— START OF Input rows —

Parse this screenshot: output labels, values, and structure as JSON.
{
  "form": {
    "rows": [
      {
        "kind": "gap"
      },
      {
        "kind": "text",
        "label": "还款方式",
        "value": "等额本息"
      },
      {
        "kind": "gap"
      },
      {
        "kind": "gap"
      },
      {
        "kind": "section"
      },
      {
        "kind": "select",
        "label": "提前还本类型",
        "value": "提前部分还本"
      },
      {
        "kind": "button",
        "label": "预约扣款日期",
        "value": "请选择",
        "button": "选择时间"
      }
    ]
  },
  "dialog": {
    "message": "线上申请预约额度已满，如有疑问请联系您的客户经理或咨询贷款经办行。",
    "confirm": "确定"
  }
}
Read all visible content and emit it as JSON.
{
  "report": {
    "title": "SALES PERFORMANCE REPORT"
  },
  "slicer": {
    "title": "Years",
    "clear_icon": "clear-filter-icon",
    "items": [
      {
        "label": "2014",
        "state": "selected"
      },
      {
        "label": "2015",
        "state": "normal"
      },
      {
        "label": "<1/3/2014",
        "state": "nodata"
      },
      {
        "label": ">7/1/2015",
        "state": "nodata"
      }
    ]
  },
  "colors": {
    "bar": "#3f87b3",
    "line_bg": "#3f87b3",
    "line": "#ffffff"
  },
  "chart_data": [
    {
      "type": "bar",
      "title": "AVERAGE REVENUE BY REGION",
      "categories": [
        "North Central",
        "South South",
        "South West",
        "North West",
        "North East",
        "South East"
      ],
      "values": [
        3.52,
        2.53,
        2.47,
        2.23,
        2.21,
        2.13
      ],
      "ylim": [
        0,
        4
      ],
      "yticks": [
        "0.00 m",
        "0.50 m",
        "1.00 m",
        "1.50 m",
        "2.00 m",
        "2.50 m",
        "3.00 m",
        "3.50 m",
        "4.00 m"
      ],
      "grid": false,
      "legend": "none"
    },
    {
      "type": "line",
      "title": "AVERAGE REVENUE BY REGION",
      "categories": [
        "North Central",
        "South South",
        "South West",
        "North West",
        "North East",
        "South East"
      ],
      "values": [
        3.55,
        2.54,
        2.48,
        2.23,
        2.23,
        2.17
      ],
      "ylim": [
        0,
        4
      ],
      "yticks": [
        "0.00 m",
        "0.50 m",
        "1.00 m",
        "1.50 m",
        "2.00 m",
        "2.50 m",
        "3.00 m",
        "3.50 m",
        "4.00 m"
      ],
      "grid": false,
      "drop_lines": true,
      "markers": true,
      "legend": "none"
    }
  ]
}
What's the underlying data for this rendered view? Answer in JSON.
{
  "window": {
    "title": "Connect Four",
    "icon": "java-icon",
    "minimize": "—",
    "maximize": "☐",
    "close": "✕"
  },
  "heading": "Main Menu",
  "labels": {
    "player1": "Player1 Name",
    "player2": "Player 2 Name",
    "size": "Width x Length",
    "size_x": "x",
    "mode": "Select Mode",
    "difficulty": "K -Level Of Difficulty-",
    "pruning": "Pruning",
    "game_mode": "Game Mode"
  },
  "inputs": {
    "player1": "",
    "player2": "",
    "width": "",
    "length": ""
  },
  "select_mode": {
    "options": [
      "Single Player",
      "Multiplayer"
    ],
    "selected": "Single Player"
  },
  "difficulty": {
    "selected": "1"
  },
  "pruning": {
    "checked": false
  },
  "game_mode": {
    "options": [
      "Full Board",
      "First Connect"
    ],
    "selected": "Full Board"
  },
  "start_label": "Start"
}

— END OF Input rows —

**Direction:** In the entries above, find the lines containing the word "JSON" and say how many there are, with no other words.

**Correct result:** 3